━━━ MATERIAL SUPPLIED

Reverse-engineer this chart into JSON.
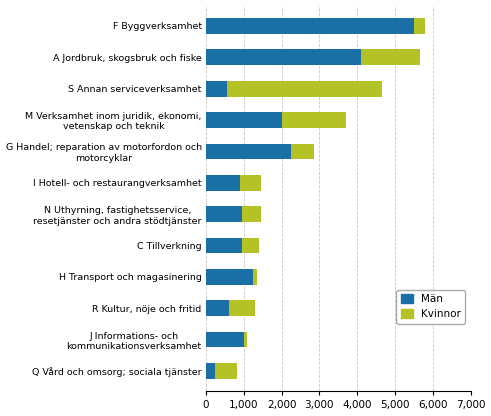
{
  "categories": [
    "F Byggverksamhet",
    "A Jordbruk, skogsbruk och fiske",
    "S Annan serviceverksamhet",
    "M Verksamhet inom juridik, ekonomi,\nvetenskap och teknik",
    "G Handel; reparation av motorfordon och\nmotorcyklar",
    "I Hotell- och restaurangverksamhet",
    "N Uthyrning, fastighetsservice,\nresetjänster och andra stödtjänster",
    "C Tillverkning",
    "H Transport och magasinering",
    "R Kultur, nöje och fritid",
    "J Informations- och\nkommunikationsverksamhet",
    "Q Vård och omsorg; sociala tjänster"
  ],
  "man_values": [
    5500,
    4100,
    550,
    2000,
    2250,
    900,
    950,
    950,
    1250,
    600,
    1000,
    230
  ],
  "kvinnor_values": [
    300,
    1550,
    4100,
    1700,
    600,
    550,
    500,
    450,
    100,
    700,
    100,
    600
  ],
  "man_color": "#1a6fa6",
  "kvinnor_color": "#b5c225",
  "xlim": [
    0,
    7000
  ],
  "xticks": [
    0,
    1000,
    2000,
    3000,
    4000,
    5000,
    6000,
    7000
  ],
  "xtick_labels": [
    "0",
    "1,000",
    "2,000",
    "3,000",
    "4,000",
    "5,000",
    "6,000",
    "7,000"
  ],
  "legend_man": "Män",
  "legend_kvinnor": "Kvinnor",
  "bar_height": 0.5,
  "background_color": "#ffffff",
  "grid_color": "#c8c8c8"
}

━━━━━━

- [THE EXERCISE]: Copy every record above exactly, leaving out any pictures.

- [FULL OUTPUT]:
Reverse-engineer this chart into JSON.
{
  "categories": [
    "F Byggverksamhet",
    "A Jordbruk, skogsbruk och fiske",
    "S Annan serviceverksamhet",
    "M Verksamhet inom juridik, ekonomi,\nvetenskap och teknik",
    "G Handel; reparation av motorfordon och\nmotorcyklar",
    "I Hotell- och restaurangverksamhet",
    "N Uthyrning, fastighetsservice,\nresetjänster och andra stödtjänster",
    "C Tillverkning",
    "H Transport och magasinering",
    "R Kultur, nöje och fritid",
    "J Informations- och\nkommunikationsverksamhet",
    "Q Vård och omsorg; sociala tjänster"
  ],
  "man_values": [
    5500,
    4100,
    550,
    2000,
    2250,
    900,
    950,
    950,
    1250,
    600,
    1000,
    230
  ],
  "kvinnor_values": [
    300,
    1550,
    4100,
    1700,
    600,
    550,
    500,
    450,
    100,
    700,
    100,
    600
  ],
  "man_color": "#1a6fa6",
  "kvinnor_color": "#b5c225",
  "xlim": [
    0,
    7000
  ],
  "xticks": [
    0,
    1000,
    2000,
    3000,
    4000,
    5000,
    6000,
    7000
  ],
  "xtick_labels": [
    "0",
    "1,000",
    "2,000",
    "3,000",
    "4,000",
    "5,000",
    "6,000",
    "7,000"
  ],
  "legend_man": "Män",
  "legend_kvinnor": "Kvinnor",
  "bar_height": 0.5,
  "background_color": "#ffffff",
  "grid_color": "#c8c8c8"
}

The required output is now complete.